What you need to do:
Locate the word "وذكر" in the material, then show every line that holds it.

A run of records
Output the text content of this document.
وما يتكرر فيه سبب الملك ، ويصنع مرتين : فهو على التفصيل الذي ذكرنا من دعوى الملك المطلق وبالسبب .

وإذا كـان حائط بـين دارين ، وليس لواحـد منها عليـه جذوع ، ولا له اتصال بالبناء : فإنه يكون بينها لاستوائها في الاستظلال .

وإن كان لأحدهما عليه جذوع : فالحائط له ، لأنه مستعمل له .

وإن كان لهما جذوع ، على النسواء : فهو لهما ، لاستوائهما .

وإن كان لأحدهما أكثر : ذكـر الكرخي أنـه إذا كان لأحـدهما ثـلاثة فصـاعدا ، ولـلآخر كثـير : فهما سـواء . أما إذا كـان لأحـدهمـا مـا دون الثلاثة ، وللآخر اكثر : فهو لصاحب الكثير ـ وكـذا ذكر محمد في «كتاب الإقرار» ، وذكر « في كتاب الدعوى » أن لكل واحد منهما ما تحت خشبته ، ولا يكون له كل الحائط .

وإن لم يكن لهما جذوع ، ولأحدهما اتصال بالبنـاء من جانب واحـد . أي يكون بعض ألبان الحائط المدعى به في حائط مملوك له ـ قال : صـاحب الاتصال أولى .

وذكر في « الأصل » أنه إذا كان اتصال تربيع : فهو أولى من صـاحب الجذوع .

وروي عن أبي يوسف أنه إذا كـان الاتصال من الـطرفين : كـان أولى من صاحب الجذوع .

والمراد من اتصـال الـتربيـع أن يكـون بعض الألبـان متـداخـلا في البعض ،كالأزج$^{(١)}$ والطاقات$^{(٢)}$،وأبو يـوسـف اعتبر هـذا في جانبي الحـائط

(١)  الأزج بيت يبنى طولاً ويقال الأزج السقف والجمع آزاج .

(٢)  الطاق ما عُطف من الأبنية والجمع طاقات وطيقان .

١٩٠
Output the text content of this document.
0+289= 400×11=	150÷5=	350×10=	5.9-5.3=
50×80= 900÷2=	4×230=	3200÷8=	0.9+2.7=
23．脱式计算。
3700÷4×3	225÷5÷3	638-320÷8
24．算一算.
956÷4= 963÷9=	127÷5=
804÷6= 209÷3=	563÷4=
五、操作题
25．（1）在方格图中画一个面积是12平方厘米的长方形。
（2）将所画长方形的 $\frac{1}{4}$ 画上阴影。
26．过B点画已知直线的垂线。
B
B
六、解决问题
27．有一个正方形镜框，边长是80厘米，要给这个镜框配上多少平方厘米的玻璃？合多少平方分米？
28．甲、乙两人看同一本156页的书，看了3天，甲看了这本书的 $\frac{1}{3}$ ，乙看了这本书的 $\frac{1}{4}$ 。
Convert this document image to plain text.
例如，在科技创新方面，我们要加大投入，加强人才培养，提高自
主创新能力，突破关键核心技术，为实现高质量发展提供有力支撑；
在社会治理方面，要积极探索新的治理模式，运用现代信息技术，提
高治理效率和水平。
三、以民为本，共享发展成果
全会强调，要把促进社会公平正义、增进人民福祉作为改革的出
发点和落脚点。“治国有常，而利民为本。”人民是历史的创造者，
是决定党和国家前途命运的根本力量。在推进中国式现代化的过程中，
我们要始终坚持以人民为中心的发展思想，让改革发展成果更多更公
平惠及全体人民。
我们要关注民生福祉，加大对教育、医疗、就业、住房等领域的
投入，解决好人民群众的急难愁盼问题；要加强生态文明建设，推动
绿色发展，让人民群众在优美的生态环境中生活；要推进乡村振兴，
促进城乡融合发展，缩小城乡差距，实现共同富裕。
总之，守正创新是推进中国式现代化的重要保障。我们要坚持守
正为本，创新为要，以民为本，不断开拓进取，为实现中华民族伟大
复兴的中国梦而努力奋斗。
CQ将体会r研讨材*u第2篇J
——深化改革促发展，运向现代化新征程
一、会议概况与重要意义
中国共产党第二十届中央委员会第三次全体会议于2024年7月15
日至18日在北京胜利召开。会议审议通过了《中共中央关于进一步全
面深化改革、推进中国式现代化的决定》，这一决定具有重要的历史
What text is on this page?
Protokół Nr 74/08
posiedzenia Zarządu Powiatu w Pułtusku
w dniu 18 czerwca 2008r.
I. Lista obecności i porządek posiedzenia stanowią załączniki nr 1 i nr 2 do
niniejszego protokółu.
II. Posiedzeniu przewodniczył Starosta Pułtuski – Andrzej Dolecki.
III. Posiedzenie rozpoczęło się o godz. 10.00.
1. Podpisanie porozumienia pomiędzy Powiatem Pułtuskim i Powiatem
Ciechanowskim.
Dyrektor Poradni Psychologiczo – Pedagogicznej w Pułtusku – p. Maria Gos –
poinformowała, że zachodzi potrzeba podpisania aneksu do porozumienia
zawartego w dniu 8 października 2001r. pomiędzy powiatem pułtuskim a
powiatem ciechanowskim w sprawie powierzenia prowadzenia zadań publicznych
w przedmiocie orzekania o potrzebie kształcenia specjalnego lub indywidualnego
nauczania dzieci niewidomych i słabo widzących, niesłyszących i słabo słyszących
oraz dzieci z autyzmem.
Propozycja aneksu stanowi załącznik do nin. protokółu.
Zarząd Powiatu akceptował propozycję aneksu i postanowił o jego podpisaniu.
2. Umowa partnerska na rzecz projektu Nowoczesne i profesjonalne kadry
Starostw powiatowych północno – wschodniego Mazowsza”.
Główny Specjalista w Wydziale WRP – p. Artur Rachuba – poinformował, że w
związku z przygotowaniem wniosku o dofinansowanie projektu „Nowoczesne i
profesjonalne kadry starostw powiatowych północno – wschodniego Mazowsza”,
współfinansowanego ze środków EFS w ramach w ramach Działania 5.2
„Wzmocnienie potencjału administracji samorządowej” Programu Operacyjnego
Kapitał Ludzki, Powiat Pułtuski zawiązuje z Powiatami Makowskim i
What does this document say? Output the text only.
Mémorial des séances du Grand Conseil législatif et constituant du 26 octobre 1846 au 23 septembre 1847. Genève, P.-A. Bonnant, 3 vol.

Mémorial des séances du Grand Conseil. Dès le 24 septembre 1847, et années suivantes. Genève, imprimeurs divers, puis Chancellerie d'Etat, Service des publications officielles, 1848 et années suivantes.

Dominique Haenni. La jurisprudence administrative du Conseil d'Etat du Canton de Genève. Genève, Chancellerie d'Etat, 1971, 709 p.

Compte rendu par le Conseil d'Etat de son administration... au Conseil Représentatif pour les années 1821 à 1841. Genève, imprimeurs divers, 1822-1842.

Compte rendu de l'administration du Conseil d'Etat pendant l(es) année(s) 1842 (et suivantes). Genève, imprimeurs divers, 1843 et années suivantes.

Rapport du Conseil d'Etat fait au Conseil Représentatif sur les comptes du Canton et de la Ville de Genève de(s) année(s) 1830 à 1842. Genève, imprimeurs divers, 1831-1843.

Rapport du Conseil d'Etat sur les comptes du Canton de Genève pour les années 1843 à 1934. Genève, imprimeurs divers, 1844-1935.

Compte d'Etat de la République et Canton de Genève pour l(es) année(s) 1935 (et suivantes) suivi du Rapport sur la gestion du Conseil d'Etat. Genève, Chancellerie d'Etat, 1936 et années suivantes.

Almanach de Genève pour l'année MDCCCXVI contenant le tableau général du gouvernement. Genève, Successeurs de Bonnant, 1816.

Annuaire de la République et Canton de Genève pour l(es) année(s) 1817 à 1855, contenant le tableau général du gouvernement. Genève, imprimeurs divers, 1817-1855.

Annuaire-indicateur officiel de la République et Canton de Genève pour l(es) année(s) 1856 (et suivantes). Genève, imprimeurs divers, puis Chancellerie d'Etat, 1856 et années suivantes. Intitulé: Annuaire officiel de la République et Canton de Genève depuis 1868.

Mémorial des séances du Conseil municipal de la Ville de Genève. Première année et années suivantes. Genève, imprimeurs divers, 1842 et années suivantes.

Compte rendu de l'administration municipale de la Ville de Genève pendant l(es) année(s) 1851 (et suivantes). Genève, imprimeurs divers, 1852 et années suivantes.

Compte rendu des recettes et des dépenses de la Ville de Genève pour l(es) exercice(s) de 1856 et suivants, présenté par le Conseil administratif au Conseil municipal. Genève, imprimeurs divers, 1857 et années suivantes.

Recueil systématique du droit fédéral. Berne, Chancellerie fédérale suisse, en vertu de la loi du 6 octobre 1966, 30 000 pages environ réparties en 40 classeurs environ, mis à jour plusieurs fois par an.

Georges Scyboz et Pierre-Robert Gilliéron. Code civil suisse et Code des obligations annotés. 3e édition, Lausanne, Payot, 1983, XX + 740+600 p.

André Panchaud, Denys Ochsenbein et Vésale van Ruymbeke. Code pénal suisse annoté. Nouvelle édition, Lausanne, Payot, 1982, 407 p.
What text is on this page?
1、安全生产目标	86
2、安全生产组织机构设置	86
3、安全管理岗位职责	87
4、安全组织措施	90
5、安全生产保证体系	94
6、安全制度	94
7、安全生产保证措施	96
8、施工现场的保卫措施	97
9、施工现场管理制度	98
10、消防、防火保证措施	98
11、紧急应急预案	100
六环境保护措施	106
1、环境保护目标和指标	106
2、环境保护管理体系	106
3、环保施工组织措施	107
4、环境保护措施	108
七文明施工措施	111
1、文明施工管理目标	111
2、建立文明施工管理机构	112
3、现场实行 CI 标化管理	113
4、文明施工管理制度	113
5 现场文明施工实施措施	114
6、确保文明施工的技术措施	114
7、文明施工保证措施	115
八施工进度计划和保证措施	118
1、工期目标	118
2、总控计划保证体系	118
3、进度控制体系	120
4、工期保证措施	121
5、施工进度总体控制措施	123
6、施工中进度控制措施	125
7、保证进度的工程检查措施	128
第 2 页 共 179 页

Solution to this exercise:
وإن كان لأحدهما أكثر : ذكـر الكرخي أنـه إذا كان لأحـدهما ثـلاثة فصـاعدا ، ولـلآخر كثـير : فهما سـواء . أما إذا كـان لأحـدهمـا مـا دون الثلاثة ، وللآخر اكثر : فهو لصاحب الكثير ـ وكـذا ذكر محمد في «كتاب الإقرار» ، وذكر « في كتاب الدعوى » أن لكل واحد منهما ما تحت خشبته ، ولا يكون له كل الحائط .
وذكر في « الأصل » أنه إذا كان اتصال تربيع : فهو أولى من صـاحب الجذوع .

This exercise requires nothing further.